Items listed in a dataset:

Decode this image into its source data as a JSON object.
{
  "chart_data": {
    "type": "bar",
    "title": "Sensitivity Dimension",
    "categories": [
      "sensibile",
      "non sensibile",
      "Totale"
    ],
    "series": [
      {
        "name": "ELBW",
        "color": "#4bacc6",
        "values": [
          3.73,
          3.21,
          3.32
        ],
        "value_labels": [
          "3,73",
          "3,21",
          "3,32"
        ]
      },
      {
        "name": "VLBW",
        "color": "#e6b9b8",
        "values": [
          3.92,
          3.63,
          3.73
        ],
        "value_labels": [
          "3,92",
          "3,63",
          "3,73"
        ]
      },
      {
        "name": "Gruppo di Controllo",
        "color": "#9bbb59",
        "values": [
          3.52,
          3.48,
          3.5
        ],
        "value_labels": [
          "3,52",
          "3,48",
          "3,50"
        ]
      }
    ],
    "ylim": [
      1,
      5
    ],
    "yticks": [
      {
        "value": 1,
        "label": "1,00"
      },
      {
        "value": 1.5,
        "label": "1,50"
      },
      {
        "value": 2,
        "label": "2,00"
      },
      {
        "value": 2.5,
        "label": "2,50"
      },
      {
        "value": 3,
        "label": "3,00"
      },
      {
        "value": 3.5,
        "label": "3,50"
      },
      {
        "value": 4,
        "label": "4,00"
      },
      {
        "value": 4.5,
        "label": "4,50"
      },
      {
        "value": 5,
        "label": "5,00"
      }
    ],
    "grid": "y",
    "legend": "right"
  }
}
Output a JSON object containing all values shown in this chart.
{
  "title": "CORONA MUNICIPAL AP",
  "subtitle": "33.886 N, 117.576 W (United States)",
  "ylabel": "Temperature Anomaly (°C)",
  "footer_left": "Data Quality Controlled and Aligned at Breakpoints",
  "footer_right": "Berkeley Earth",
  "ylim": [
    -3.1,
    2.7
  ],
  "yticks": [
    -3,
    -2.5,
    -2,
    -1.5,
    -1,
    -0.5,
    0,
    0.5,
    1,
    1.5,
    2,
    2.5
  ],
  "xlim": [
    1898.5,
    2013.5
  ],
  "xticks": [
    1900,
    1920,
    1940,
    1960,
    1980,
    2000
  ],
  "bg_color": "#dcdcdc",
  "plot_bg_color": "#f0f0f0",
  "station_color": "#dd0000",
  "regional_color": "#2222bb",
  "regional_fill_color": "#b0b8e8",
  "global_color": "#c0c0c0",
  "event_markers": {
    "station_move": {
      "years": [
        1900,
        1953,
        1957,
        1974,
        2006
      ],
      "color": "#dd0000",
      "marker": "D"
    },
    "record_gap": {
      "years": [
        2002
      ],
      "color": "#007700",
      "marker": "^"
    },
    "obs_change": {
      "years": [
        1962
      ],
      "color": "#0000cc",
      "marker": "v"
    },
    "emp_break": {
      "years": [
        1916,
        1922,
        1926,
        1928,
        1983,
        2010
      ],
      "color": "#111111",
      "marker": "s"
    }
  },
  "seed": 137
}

- **What the task asks**: The records above must be output exactly, in full.

- **Answer to the task**:
Decode this image into its source data as a JSON object.
{
  "chart_data": {
    "type": "bar",
    "title": "Sensitivity Dimension",
    "categories": [
      "sensibile",
      "non sensibile",
      "Totale"
    ],
    "series": [
      {
        "name": "ELBW",
        "color": "#4bacc6",
        "values": [
          3.73,
          3.21,
          3.32
        ],
        "value_labels": [
          "3,73",
          "3,21",
          "3,32"
        ]
      },
      {
        "name": "VLBW",
        "color": "#e6b9b8",
        "values": [
          3.92,
          3.63,
          3.73
        ],
        "value_labels": [
          "3,92",
          "3,63",
          "3,73"
        ]
      },
      {
        "name": "Gruppo di Controllo",
        "color": "#9bbb59",
        "values": [
          3.52,
          3.48,
          3.5
        ],
        "value_labels": [
          "3,52",
          "3,48",
          "3,50"
        ]
      }
    ],
    "ylim": [
      1,
      5
    ],
    "yticks": [
      {
        "value": 1,
        "label": "1,00"
      },
      {
        "value": 1.5,
        "label": "1,50"
      },
      {
        "value": 2,
        "label": "2,00"
      },
      {
        "value": 2.5,
        "label": "2,50"
      },
      {
        "value": 3,
        "label": "3,00"
      },
      {
        "value": 3.5,
        "label": "3,50"
      },
      {
        "value": 4,
        "label": "4,00"
      },
      {
        "value": 4.5,
        "label": "4,50"
      },
      {
        "value": 5,
        "label": "5,00"
      }
    ],
    "grid": "y",
    "legend": "right"
  }
}
Output a JSON object containing all values shown in this chart.
{
  "title": "CORONA MUNICIPAL AP",
  "subtitle": "33.886 N, 117.576 W (United States)",
  "ylabel": "Temperature Anomaly (°C)",
  "footer_left": "Data Quality Controlled and Aligned at Breakpoints",
  "footer_right": "Berkeley Earth",
  "ylim": [
    -3.1,
    2.7
  ],
  "yticks": [
    -3,
    -2.5,
    -2,
    -1.5,
    -1,
    -0.5,
    0,
    0.5,
    1,
    1.5,
    2,
    2.5
  ],
  "xlim": [
    1898.5,
    2013.5
  ],
  "xticks": [
    1900,
    1920,
    1940,
    1960,
    1980,
    2000
  ],
  "bg_color": "#dcdcdc",
  "plot_bg_color": "#f0f0f0",
  "station_color": "#dd0000",
  "regional_color": "#2222bb",
  "regional_fill_color": "#b0b8e8",
  "global_color": "#c0c0c0",
  "event_markers": {
    "station_move": {
      "years": [
        1900,
        1953,
        1957,
        1974,
        2006
      ],
      "color": "#dd0000",
      "marker": "D"
    },
    "record_gap": {
      "years": [
        2002
      ],
      "color": "#007700",
      "marker": "^"
    },
    "obs_change": {
      "years": [
        1962
      ],
      "color": "#0000cc",
      "marker": "v"
    },
    "emp_break": {
      "years": [
        1916,
        1922,
        1926,
        1928,
        1983,
        2010
      ],
      "color": "#111111",
      "marker": "s"
    }
  },
  "seed": 137
}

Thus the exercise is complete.